Dataset items:
○ ○ ○ ○

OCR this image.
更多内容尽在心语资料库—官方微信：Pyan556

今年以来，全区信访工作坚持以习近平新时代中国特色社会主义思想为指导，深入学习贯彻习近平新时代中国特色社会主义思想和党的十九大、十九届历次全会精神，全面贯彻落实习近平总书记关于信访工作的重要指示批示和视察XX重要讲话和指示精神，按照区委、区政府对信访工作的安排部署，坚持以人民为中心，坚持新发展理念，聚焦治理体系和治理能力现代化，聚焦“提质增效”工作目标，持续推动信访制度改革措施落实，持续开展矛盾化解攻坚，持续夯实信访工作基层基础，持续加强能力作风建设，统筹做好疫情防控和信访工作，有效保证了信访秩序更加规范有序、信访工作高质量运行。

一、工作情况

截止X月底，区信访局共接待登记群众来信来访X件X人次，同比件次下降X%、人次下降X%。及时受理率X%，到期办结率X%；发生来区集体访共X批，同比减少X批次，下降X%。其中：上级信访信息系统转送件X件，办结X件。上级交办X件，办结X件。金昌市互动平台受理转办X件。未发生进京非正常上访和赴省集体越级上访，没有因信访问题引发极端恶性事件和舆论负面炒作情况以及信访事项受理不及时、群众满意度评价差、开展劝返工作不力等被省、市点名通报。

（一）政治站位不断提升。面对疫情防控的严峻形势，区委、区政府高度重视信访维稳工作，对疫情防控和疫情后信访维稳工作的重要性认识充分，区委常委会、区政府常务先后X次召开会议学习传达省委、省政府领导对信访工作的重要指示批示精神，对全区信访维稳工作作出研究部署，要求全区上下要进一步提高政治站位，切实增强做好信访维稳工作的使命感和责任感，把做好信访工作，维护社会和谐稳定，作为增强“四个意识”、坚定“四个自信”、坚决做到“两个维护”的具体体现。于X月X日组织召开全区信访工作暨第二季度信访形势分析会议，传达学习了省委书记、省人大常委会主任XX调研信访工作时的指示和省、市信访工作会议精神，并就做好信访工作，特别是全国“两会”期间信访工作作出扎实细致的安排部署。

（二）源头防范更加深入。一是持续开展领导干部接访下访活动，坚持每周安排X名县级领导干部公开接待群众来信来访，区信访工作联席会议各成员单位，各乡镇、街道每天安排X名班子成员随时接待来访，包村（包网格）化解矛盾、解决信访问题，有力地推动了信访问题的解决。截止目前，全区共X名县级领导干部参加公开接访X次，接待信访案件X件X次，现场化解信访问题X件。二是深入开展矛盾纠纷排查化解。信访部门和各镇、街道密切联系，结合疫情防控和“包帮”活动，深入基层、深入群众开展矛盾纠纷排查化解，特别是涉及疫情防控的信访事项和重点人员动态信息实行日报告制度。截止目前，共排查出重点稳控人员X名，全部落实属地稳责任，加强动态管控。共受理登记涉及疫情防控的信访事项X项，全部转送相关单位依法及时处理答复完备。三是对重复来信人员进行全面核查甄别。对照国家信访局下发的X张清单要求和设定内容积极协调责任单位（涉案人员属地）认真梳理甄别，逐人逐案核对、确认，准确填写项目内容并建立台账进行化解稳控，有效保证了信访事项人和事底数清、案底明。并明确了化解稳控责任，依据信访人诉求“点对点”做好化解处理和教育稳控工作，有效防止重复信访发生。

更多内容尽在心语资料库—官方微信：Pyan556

○ ○ ○ ○

* [Goal]
Copy out the material above in its entirety. Every detail must match.

* [Written answer]
OCR this image.
更多内容尽在心语资料库—官方微信：Pyan556

今年以来，全区信访工作坚持以习近平新时代中国特色社会主义思想为指导，深入学习贯彻习近平新时代中国特色社会主义思想和党的十九大、十九届历次全会精神，全面贯彻落实习近平总书记关于信访工作的重要指示批示和视察XX重要讲话和指示精神，按照区委、区政府对信访工作的安排部署，坚持以人民为中心，坚持新发展理念，聚焦治理体系和治理能力现代化，聚焦“提质增效”工作目标，持续推动信访制度改革措施落实，持续开展矛盾化解攻坚，持续夯实信访工作基层基础，持续加强能力作风建设，统筹做好疫情防控和信访工作，有效保证了信访秩序更加规范有序、信访工作高质量运行。

一、工作情况

截止X月底，区信访局共接待登记群众来信来访X件X人次，同比件次下降X%、人次下降X%。及时受理率X%，到期办结率X%；发生来区集体访共X批，同比减少X批次，下降X%。其中：上级信访信息系统转送件X件，办结X件。上级交办X件，办结X件。金昌市互动平台受理转办X件。未发生进京非正常上访和赴省集体越级上访，没有因信访问题引发极端恶性事件和舆论负面炒作情况以及信访事项受理不及时、群众满意度评价差、开展劝返工作不力等被省、市点名通报。

（一）政治站位不断提升。面对疫情防控的严峻形势，区委、区政府高度重视信访维稳工作，对疫情防控和疫情后信访维稳工作的重要性认识充分，区委常委会、区政府常务先后X次召开会议学习传达省委、省政府领导对信访工作的重要指示批示精神，对全区信访维稳工作作出研究部署，要求全区上下要进一步提高政治站位，切实增强做好信访维稳工作的使命感和责任感，把做好信访工作，维护社会和谐稳定，作为增强“四个意识”、坚定“四个自信”、坚决做到“两个维护”的具体体现。于X月X日组织召开全区信访工作暨第二季度信访形势分析会议，传达学习了省委书记、省人大常委会主任XX调研信访工作时的指示和省、市信访工作会议精神，并就做好信访工作，特别是全国“两会”期间信访工作作出扎实细致的安排部署。

（二）源头防范更加深入。一是持续开展领导干部接访下访活动，坚持每周安排X名县级领导干部公开接待群众来信来访，区信访工作联席会议各成员单位，各乡镇、街道每天安排X名班子成员随时接待来访，包村（包网格）化解矛盾、解决信访问题，有力地推动了信访问题的解决。截止目前，全区共X名县级领导干部参加公开接访X次，接待信访案件X件X次，现场化解信访问题X件。二是深入开展矛盾纠纷排查化解。信访部门和各镇、街道密切联系，结合疫情防控和“包帮”活动，深入基层、深入群众开展矛盾纠纷排查化解，特别是涉及疫情防控的信访事项和重点人员动态信息实行日报告制度。截止目前，共排查出重点稳控人员X名，全部落实属地稳责任，加强动态管控。共受理登记涉及疫情防控的信访事项X项，全部转送相关单位依法及时处理答复完备。三是对重复来信人员进行全面核查甄别。对照国家信访局下发的X张清单要求和设定内容积极协调责任单位（涉案人员属地）认真梳理甄别，逐人逐案核对、确认，准确填写项目内容并建立台账进行化解稳控，有效保证了信访事项人和事底数清、案底明。并明确了化解稳控责任，依据信访人诉求“点对点”做好化解处理和教育稳控工作，有效防止重复信访发生。

更多内容尽在心语资料库—官方微信：Pyan556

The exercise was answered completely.